Compito richiesto: Rinomini "1mm" in "1 mm" in tutti i record e riporti le righe lasciando invariato tutto il resto. Ometta le immagini dalla risposta.
-------
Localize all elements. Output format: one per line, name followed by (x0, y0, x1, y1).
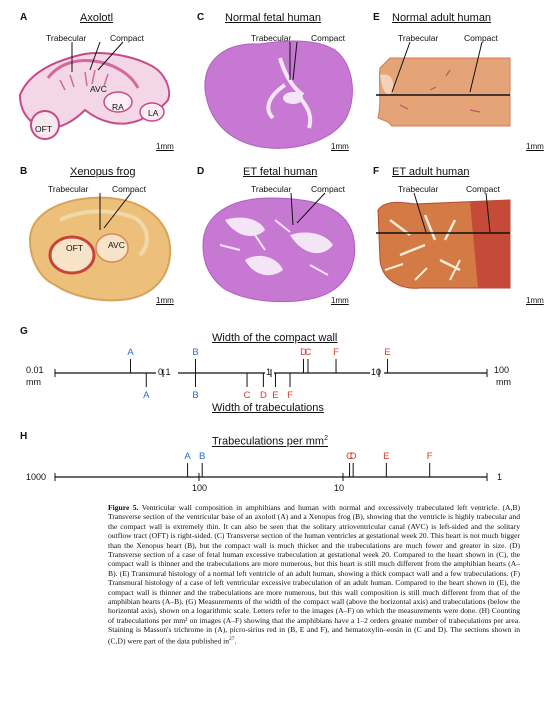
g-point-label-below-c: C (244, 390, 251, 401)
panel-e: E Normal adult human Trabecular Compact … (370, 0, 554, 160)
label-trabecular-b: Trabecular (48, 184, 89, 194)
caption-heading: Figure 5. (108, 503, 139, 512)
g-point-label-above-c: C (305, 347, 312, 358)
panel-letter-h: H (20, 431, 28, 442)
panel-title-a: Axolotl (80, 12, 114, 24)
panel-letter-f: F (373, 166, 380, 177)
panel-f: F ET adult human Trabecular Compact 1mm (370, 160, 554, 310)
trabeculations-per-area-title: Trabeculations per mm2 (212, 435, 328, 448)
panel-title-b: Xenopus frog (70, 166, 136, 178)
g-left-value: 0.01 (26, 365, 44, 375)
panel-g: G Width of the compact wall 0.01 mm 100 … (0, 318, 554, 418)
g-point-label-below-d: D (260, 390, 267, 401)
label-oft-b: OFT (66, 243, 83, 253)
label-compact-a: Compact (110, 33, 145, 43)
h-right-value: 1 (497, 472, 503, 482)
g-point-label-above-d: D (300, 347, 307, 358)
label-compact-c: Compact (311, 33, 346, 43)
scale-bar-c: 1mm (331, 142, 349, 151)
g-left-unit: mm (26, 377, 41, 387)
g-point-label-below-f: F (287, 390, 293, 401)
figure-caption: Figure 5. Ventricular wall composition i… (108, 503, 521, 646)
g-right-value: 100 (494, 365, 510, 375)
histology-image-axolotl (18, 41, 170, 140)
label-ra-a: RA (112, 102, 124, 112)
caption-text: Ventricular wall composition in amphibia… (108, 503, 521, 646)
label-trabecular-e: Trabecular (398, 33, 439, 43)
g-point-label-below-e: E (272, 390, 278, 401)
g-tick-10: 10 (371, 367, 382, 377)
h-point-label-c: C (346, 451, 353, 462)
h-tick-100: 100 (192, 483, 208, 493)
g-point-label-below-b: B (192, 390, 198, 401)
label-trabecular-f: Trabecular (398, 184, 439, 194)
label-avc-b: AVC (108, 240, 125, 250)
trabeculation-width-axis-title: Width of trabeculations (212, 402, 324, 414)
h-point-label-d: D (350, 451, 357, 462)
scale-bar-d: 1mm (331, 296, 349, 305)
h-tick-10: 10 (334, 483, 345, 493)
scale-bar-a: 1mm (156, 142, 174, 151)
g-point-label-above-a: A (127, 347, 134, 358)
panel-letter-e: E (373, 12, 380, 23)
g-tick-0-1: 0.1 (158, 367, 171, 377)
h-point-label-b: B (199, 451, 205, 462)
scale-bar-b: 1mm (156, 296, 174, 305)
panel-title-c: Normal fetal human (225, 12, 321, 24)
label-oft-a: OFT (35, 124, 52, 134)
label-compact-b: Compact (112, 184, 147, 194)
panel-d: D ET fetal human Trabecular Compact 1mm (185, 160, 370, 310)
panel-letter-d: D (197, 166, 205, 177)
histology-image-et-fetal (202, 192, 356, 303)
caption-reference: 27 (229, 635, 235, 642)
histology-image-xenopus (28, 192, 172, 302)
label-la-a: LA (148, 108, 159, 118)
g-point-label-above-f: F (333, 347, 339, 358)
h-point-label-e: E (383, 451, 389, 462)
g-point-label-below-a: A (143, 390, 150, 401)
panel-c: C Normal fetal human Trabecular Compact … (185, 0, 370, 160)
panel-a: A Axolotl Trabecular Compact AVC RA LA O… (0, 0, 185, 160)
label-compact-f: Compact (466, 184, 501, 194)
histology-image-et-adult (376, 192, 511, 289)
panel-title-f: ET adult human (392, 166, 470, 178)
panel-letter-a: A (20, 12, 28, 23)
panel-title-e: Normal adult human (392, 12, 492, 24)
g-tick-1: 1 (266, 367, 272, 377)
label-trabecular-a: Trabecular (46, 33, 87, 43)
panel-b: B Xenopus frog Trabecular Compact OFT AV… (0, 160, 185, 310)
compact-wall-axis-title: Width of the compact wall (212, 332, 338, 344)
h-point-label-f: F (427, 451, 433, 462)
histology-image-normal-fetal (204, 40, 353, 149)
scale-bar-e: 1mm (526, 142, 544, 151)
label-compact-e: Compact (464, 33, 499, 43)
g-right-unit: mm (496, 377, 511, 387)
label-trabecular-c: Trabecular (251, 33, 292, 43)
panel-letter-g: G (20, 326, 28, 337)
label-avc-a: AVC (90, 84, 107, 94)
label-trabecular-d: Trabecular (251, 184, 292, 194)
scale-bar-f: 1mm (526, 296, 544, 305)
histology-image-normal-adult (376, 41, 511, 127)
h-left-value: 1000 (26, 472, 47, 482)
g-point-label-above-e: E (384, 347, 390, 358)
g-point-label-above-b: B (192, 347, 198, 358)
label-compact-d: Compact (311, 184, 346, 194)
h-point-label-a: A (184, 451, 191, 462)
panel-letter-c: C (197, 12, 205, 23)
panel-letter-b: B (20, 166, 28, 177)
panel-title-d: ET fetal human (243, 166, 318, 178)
-------
Compito svolto:
Localize all elements. Output format: one per line, name followed by (x0, y0, x1, y1).
g-point-label-below-c: C (244, 390, 251, 401)
panel-e: E Normal adult human Trabecular Compact … (370, 0, 554, 160)
label-trabecular-b: Trabecular (48, 184, 89, 194)
caption-heading: Figure 5. (108, 503, 139, 512)
g-point-label-above-c: C (305, 347, 312, 358)
panel-letter-h: H (20, 431, 28, 442)
panel-title-a: Axolotl (80, 12, 114, 24)
panel-letter-f: F (373, 166, 380, 177)
panel-f: F ET adult human Trabecular Compact 1 mm (370, 160, 554, 310)
trabeculations-per-area-title: Trabeculations per mm2 (212, 435, 328, 448)
panel-title-b: Xenopus frog (70, 166, 136, 178)
g-left-value: 0.01 (26, 365, 44, 375)
panel-g: G Width of the compact wall 0.01 mm 100 … (0, 318, 554, 418)
g-point-label-below-d: D (260, 390, 267, 401)
label-oft-b: OFT (66, 243, 83, 253)
label-compact-a: Compact (110, 33, 145, 43)
h-right-value: 1 (497, 472, 503, 482)
g-point-label-above-d: D (300, 347, 307, 358)
label-compact-c: Compact (311, 33, 346, 43)
scale-bar-c: 1 mm (331, 142, 349, 151)
g-left-unit: mm (26, 377, 41, 387)
g-point-label-below-f: F (287, 390, 293, 401)
figure-caption: Figure 5. Ventricular wall composition i… (108, 503, 521, 646)
g-right-value: 100 (494, 365, 510, 375)
histology-image-axolotl (18, 41, 170, 140)
label-ra-a: RA (112, 102, 124, 112)
caption-text: Ventricular wall composition in amphibia… (108, 503, 521, 646)
label-trabecular-e: Trabecular (398, 33, 439, 43)
g-point-label-below-e: E (272, 390, 278, 401)
g-tick-10: 10 (371, 367, 382, 377)
h-point-label-c: C (346, 451, 353, 462)
h-tick-100: 100 (192, 483, 208, 493)
g-point-label-below-b: B (192, 390, 198, 401)
label-trabecular-f: Trabecular (398, 184, 439, 194)
label-avc-b: AVC (108, 240, 125, 250)
trabeculation-width-axis-title: Width of trabeculations (212, 402, 324, 414)
h-point-label-d: D (350, 451, 357, 462)
scale-bar-d: 1 mm (331, 296, 349, 305)
h-tick-10: 10 (334, 483, 345, 493)
scale-bar-a: 1 mm (156, 142, 174, 151)
g-point-label-above-a: A (127, 347, 134, 358)
panel-letter-e: E (373, 12, 380, 23)
g-tick-0-1: 0.1 (158, 367, 171, 377)
h-point-label-b: B (199, 451, 205, 462)
scale-bar-b: 1 mm (156, 296, 174, 305)
panel-title-c: Normal fetal human (225, 12, 321, 24)
label-oft-a: OFT (35, 124, 52, 134)
label-compact-b: Compact (112, 184, 147, 194)
panel-d: D ET fetal human Trabecular Compact 1 mm (185, 160, 370, 310)
panel-letter-d: D (197, 166, 205, 177)
histology-image-et-fetal (202, 192, 356, 303)
caption-reference: 27 (229, 635, 235, 642)
histology-image-xenopus (28, 192, 172, 302)
label-la-a: LA (148, 108, 159, 118)
g-point-label-above-f: F (333, 347, 339, 358)
h-point-label-e: E (383, 451, 389, 462)
g-point-label-below-a: A (143, 390, 150, 401)
panel-c: C Normal fetal human Trabecular Compact … (185, 0, 370, 160)
panel-a: A Axolotl Trabecular Compact AVC RA LA O… (0, 0, 185, 160)
label-compact-f: Compact (466, 184, 501, 194)
histology-image-et-adult (376, 192, 511, 289)
panel-title-f: ET adult human (392, 166, 470, 178)
panel-letter-a: A (20, 12, 28, 23)
panel-title-e: Normal adult human (392, 12, 492, 24)
g-tick-1: 1 (266, 367, 272, 377)
label-trabecular-a: Trabecular (46, 33, 87, 43)
panel-b: B Xenopus frog Trabecular Compact OFT AV… (0, 160, 185, 310)
compact-wall-axis-title: Width of the compact wall (212, 332, 338, 344)
h-point-label-f: F (427, 451, 433, 462)
histology-image-normal-fetal (204, 40, 353, 149)
scale-bar-e: 1 mm (526, 142, 544, 151)
label-compact-e: Compact (464, 33, 499, 43)
g-right-unit: mm (496, 377, 511, 387)
label-trabecular-c: Trabecular (251, 33, 292, 43)
panel-letter-g: G (20, 326, 28, 337)
label-avc-a: AVC (90, 84, 107, 94)
label-trabecular-d: Trabecular (251, 184, 292, 194)
scale-bar-f: 1 mm (526, 296, 544, 305)
histology-image-normal-adult (376, 41, 511, 127)
h-left-value: 1000 (26, 472, 47, 482)
g-point-label-above-e: E (384, 347, 390, 358)
g-point-label-above-b: B (192, 347, 198, 358)
label-compact-d: Compact (311, 184, 346, 194)
h-point-label-a: A (184, 451, 191, 462)
panel-letter-c: C (197, 12, 205, 23)
panel-letter-b: B (20, 166, 28, 177)
panel-title-d: ET fetal human (243, 166, 318, 178)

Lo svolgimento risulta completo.